## Stated exercise:
Copy every one of the rows below word for word, keeping them in the same order.

Page element annotations

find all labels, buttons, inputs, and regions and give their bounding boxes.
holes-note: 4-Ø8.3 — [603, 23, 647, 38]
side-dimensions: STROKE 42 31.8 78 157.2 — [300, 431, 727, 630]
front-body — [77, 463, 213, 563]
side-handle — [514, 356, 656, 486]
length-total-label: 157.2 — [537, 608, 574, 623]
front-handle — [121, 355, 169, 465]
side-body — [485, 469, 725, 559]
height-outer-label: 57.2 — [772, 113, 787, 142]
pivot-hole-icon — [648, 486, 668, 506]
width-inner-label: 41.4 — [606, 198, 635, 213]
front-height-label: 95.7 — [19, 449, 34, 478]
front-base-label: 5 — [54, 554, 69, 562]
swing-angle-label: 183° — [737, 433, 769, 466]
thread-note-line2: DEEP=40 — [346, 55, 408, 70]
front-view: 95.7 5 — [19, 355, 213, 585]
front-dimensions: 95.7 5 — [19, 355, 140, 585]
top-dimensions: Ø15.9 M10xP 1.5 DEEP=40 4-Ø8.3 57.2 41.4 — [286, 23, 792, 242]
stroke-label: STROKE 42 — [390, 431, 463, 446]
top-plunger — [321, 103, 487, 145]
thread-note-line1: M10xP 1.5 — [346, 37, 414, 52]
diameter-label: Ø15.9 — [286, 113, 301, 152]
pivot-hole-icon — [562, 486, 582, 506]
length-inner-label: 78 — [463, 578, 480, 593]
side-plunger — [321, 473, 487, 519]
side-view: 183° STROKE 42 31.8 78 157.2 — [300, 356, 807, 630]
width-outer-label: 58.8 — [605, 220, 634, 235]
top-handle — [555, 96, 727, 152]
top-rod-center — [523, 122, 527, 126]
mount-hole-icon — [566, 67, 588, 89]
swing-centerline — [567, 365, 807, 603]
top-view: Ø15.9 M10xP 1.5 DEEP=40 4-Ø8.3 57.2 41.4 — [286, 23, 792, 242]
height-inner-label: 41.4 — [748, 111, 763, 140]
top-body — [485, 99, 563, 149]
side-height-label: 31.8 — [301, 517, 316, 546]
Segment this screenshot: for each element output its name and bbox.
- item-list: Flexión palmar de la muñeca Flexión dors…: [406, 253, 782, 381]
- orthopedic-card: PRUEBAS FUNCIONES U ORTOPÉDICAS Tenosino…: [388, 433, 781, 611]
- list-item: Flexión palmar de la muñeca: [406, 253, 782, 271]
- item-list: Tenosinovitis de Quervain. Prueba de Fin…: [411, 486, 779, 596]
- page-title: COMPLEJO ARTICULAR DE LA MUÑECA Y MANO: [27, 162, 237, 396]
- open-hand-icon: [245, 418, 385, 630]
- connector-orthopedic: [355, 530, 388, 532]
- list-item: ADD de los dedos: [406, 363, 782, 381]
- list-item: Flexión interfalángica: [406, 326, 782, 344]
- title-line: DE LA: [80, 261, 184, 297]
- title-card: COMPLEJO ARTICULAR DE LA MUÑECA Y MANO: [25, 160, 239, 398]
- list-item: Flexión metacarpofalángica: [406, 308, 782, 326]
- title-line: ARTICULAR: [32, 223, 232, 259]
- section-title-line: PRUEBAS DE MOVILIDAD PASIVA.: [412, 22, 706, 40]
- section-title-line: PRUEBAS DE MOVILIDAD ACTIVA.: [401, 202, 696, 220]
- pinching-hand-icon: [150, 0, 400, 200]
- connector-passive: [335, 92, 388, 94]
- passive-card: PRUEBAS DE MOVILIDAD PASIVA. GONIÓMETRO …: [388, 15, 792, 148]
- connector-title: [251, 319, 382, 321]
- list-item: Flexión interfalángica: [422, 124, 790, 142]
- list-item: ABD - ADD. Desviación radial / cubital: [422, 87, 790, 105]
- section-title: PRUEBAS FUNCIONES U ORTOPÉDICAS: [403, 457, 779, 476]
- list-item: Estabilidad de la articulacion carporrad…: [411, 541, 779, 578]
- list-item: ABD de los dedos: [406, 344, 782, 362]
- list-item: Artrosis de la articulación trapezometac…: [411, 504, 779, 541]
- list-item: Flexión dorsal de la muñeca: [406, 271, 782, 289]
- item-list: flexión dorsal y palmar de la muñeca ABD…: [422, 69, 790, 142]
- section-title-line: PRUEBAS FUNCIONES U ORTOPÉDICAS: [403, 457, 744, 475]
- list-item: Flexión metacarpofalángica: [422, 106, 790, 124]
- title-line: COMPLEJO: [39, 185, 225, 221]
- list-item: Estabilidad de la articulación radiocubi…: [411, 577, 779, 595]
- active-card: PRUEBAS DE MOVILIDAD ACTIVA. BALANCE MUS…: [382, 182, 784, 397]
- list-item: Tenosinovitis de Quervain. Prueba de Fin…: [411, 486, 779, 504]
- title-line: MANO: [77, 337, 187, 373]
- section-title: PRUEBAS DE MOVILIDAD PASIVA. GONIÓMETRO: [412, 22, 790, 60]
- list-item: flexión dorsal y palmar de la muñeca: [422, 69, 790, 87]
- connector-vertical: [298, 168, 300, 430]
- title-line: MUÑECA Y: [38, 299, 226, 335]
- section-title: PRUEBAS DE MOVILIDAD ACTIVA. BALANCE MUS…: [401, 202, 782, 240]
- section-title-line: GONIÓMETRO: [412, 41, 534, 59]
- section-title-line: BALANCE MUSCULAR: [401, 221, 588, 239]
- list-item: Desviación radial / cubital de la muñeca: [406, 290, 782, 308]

## Exercise answer:
find all labels, buttons, inputs, and regions and give their bounding boxes.
holes-note: 4-Ø8.3 — [603, 23, 647, 38]
side-dimensions: STROKE 42 31.8 78 157.2 — [300, 431, 727, 630]
front-body — [77, 463, 213, 563]
side-handle — [514, 356, 656, 486]
length-total-label: 157.2 — [537, 608, 574, 623]
front-handle — [121, 355, 169, 465]
side-body — [485, 469, 725, 559]
height-outer-label: 57.2 — [772, 113, 787, 142]
pivot-hole-icon — [648, 486, 668, 506]
width-inner-label: 41.4 — [606, 198, 635, 213]
front-height-label: 95.7 — [19, 449, 34, 478]
front-base-label: 5 — [54, 554, 69, 562]
swing-angle-label: 183° — [737, 433, 769, 466]
thread-note-line2: DEEP=40 — [346, 55, 408, 70]
front-view: 95.7 5 — [19, 355, 213, 585]
front-dimensions: 95.7 5 — [19, 355, 140, 585]
top-dimensions: Ø15.9 M10xP 1.5 DEEP=40 4-Ø8.3 57.2 41.4 — [286, 23, 792, 242]
stroke-label: STROKE 42 — [390, 431, 463, 446]
top-plunger — [321, 103, 487, 145]
thread-note-line1: M10xP 1.5 — [346, 37, 414, 52]
diameter-label: Ø15.9 — [286, 113, 301, 152]
pivot-hole-icon — [562, 486, 582, 506]
length-inner-label: 78 — [463, 578, 480, 593]
side-plunger — [321, 473, 487, 519]
side-view: 183° STROKE 42 31.8 78 157.2 — [300, 356, 807, 630]
width-outer-label: 58.8 — [605, 220, 634, 235]
top-handle — [555, 96, 727, 152]
top-rod-center — [523, 122, 527, 126]
mount-hole-icon — [566, 67, 588, 89]
swing-centerline — [567, 365, 807, 603]
top-view: Ø15.9 M10xP 1.5 DEEP=40 4-Ø8.3 57.2 41.4 — [286, 23, 792, 242]
height-inner-label: 41.4 — [748, 111, 763, 140]
top-body — [485, 99, 563, 149]
side-height-label: 31.8 — [301, 517, 316, 546]
Segment this screenshot: for each element output its name and bbox.
- item-list: Flexión palmar de la muñeca Flexión dors…: [406, 253, 782, 381]
- orthopedic-card: PRUEBAS FUNCIONES U ORTOPÉDICAS Tenosino…: [388, 433, 781, 611]
- list-item: Flexión palmar de la muñeca: [406, 253, 782, 271]
- item-list: Tenosinovitis de Quervain. Prueba de Fin…: [411, 486, 779, 596]
- page-title: COMPLEJO ARTICULAR DE LA MUÑECA Y MANO: [27, 162, 237, 396]
- open-hand-icon: [245, 418, 385, 630]
- connector-orthopedic: [355, 530, 388, 532]
- list-item: ADD de los dedos: [406, 363, 782, 381]
- list-item: Flexión interfalángica: [406, 326, 782, 344]
- title-line: DE LA: [80, 261, 184, 297]
- title-card: COMPLEJO ARTICULAR DE LA MUÑECA Y MANO: [25, 160, 239, 398]
- list-item: Flexión metacarpofalángica: [406, 308, 782, 326]
- title-line: ARTICULAR: [32, 223, 232, 259]
- section-title-line: PRUEBAS DE MOVILIDAD PASIVA.: [412, 22, 706, 40]
- section-title-line: PRUEBAS DE MOVILIDAD ACTIVA.: [401, 202, 696, 220]
- pinching-hand-icon: [150, 0, 400, 200]
- connector-passive: [335, 92, 388, 94]
- passive-card: PRUEBAS DE MOVILIDAD PASIVA. GONIÓMETRO …: [388, 15, 792, 148]
- connector-title: [251, 319, 382, 321]
- list-item: Flexión interfalángica: [422, 124, 790, 142]
- list-item: ABD - ADD. Desviación radial / cubital: [422, 87, 790, 105]
- section-title: PRUEBAS FUNCIONES U ORTOPÉDICAS: [403, 457, 779, 476]
- list-item: Estabilidad de la articulacion carporrad…: [411, 541, 779, 578]
- list-item: ABD de los dedos: [406, 344, 782, 362]
- list-item: Artrosis de la articulación trapezometac…: [411, 504, 779, 541]
- list-item: Flexión dorsal de la muñeca: [406, 271, 782, 289]
- item-list: flexión dorsal y palmar de la muñeca ABD…: [422, 69, 790, 142]
- section-title-line: PRUEBAS FUNCIONES U ORTOPÉDICAS: [403, 457, 744, 475]
- list-item: Flexión metacarpofalángica: [422, 106, 790, 124]
- title-line: COMPLEJO: [39, 185, 225, 221]
- list-item: Estabilidad de la articulación radiocubi…: [411, 577, 779, 595]
- active-card: PRUEBAS DE MOVILIDAD ACTIVA. BALANCE MUS…: [382, 182, 784, 397]
- list-item: Tenosinovitis de Quervain. Prueba de Fin…: [411, 486, 779, 504]
- title-line: MANO: [77, 337, 187, 373]
- section-title: PRUEBAS DE MOVILIDAD PASIVA. GONIÓMETRO: [412, 22, 790, 60]
- list-item: flexión dorsal y palmar de la muñeca: [422, 69, 790, 87]
- connector-vertical: [298, 168, 300, 430]
- title-line: MUÑECA Y: [38, 299, 226, 335]
- section-title: PRUEBAS DE MOVILIDAD ACTIVA. BALANCE MUS…: [401, 202, 782, 240]
- section-title-line: GONIÓMETRO: [412, 41, 534, 59]
- section-title-line: BALANCE MUSCULAR: [401, 221, 588, 239]
- list-item: Desviación radial / cubital de la muñeca: [406, 290, 782, 308]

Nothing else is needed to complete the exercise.